本文抜粋:
·····

最新号
LATEST ISSUE

ヘルシスト 290号

2025年3月10日発行
隔月刊


生命と真摯に向き合う

《初めはごく単純な一つの生き物に吹き込まれた生命は、やがてとても美しく、とても素晴らしい数えきれない形に変化してきた。そして、それは今も続いているのだ》

これは、「進化論」の開祖である19世紀英国の博物学者チャールズ・ダーウィン(1809〜1882年)が、1859年に著した『種の起源』の末尾に記した一節ですが、こので説いた「進化」の概念は、生物学のみならず、後の社会にも大きな影響を与えたといわれています。というのも、それは、合理的な考え方が広まった産業革命後でも多くの人が信じて疑わなかった、「生物の種は神によって創られた」という世界観を覆すものだったからです。

·····

作業指示: ヘルシスト290号の記事から、「」または『』で囲まれた語句をすべて、出てくる順に書き出してください。 この資料は本文とは別の出典から取られています。

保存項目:
·····

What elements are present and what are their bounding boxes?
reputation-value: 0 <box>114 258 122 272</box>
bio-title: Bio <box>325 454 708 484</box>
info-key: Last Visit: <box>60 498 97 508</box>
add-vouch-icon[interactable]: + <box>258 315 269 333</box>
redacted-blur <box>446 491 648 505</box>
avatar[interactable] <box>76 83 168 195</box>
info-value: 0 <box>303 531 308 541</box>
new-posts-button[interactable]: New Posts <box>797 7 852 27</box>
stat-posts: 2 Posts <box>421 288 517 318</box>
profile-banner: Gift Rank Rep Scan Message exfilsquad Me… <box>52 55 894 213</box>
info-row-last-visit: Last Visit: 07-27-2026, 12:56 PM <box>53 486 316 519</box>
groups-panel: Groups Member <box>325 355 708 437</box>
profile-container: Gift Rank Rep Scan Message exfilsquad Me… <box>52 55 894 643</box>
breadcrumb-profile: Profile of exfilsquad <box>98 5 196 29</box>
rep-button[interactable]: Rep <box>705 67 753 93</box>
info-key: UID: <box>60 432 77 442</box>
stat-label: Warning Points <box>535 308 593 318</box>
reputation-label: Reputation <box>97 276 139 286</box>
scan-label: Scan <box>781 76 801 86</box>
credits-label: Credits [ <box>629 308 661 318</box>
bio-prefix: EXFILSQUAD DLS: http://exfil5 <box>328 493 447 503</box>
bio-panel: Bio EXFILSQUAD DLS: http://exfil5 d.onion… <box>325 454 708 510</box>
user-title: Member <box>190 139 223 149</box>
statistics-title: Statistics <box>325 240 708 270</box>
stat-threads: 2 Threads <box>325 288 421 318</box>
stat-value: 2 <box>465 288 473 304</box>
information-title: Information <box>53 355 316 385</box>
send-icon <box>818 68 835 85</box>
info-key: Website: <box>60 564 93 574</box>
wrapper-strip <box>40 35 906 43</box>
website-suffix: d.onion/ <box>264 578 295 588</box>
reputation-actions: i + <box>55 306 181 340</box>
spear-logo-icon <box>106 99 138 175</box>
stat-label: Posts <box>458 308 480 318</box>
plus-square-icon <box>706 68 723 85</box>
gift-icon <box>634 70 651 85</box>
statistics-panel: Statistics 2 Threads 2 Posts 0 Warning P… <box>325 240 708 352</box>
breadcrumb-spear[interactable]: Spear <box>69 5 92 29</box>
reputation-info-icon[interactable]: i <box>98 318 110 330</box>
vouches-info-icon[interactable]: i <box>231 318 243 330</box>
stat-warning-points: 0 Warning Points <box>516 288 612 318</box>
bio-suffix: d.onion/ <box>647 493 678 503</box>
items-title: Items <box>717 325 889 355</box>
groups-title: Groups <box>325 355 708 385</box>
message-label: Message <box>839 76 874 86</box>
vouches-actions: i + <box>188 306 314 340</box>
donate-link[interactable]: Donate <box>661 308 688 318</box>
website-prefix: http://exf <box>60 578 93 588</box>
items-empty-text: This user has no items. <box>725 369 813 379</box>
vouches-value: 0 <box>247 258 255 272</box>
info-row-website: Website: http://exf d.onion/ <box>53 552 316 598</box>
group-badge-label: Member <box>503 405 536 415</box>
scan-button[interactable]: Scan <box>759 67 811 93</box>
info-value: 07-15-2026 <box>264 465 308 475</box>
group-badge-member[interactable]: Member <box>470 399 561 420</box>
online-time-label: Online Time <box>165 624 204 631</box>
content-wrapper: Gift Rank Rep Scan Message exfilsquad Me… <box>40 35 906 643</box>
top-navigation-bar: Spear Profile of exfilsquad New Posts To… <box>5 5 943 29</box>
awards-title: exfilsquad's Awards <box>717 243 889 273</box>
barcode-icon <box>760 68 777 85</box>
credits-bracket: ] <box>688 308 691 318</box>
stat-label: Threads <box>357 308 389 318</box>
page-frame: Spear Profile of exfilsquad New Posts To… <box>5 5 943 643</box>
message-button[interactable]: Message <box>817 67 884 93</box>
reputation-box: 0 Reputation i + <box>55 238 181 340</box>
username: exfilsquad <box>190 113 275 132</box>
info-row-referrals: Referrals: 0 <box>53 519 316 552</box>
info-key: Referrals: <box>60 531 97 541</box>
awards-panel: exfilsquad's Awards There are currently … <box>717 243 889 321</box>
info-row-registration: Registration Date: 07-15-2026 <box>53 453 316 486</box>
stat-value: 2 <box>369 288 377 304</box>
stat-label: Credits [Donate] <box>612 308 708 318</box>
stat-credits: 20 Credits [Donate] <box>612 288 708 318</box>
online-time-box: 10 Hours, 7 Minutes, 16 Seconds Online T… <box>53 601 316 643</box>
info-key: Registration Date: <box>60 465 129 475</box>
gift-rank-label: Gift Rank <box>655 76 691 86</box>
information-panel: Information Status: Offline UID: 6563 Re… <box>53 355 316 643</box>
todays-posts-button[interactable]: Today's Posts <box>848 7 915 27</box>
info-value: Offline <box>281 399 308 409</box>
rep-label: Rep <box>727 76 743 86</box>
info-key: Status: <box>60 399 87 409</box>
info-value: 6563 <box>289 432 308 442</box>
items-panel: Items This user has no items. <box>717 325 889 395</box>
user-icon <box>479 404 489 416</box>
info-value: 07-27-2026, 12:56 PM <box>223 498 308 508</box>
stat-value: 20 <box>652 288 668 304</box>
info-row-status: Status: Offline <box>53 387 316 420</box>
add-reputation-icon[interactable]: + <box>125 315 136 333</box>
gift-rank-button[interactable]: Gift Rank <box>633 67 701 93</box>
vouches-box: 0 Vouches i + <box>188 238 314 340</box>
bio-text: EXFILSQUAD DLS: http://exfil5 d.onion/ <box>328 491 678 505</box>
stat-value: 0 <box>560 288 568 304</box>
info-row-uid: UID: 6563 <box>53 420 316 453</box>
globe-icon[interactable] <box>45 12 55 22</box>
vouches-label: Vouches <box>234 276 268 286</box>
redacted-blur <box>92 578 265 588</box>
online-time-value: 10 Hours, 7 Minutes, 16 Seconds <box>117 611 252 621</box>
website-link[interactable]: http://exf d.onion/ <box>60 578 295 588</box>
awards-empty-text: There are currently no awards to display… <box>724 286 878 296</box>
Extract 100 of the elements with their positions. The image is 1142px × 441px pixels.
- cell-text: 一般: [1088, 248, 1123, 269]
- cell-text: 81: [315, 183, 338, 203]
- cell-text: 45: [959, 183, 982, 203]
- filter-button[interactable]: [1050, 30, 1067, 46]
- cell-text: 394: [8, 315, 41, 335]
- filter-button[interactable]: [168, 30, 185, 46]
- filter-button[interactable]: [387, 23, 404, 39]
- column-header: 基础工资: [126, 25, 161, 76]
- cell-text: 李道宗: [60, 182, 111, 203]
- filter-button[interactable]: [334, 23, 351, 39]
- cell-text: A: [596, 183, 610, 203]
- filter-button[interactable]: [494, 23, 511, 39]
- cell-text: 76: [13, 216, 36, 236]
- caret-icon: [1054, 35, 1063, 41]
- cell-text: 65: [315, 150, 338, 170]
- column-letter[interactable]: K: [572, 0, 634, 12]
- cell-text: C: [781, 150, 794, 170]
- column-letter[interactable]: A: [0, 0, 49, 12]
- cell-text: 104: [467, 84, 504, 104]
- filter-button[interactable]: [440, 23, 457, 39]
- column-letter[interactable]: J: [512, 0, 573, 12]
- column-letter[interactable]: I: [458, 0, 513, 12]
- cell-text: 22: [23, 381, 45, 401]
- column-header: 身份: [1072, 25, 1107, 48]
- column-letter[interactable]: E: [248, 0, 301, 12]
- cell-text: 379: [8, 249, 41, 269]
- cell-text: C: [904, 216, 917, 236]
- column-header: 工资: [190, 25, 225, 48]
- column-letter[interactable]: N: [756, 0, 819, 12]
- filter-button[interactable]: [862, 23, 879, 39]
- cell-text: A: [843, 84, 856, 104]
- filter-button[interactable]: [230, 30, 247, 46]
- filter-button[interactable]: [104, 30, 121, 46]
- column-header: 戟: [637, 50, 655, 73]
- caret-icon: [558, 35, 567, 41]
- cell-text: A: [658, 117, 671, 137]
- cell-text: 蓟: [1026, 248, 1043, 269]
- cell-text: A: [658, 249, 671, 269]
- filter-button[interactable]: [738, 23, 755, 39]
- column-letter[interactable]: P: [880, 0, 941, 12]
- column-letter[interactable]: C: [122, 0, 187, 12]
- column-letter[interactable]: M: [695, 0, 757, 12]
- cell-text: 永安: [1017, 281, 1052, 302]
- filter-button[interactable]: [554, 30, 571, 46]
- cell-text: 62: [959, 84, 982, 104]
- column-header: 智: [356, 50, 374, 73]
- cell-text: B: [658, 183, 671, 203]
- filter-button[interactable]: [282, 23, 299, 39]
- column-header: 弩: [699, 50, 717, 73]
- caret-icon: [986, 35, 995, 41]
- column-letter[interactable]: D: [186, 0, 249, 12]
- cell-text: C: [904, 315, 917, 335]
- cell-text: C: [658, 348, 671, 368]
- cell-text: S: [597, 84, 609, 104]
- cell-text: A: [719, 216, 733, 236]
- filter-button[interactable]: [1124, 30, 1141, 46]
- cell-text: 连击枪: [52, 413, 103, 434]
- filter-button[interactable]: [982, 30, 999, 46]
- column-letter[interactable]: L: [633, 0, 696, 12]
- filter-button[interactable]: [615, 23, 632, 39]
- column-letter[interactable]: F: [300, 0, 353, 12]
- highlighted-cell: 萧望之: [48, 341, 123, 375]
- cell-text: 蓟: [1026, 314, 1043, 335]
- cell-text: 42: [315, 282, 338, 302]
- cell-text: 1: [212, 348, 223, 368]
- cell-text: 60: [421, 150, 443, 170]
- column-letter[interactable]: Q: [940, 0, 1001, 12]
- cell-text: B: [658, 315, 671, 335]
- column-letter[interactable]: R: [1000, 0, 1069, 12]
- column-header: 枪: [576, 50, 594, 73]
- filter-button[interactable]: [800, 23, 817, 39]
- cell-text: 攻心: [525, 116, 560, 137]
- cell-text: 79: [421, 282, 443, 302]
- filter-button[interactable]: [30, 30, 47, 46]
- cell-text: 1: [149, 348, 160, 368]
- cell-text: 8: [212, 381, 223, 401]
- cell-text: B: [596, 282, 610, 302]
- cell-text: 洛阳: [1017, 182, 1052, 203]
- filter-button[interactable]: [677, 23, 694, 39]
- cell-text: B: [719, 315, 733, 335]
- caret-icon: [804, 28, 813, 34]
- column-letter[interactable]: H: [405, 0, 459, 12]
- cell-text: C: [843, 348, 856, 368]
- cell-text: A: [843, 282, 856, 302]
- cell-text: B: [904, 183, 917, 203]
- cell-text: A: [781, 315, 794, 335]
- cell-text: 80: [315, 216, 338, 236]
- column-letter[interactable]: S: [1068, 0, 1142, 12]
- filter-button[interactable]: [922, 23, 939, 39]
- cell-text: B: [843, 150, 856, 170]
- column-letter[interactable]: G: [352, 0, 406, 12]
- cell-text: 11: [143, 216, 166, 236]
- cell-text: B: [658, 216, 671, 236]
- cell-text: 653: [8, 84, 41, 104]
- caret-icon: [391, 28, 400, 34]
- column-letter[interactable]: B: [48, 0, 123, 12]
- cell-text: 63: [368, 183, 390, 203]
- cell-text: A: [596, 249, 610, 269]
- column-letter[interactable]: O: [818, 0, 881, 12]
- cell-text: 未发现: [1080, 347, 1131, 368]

·····

回答:
進化論
種の起源
進化
生物の種は神によって創られた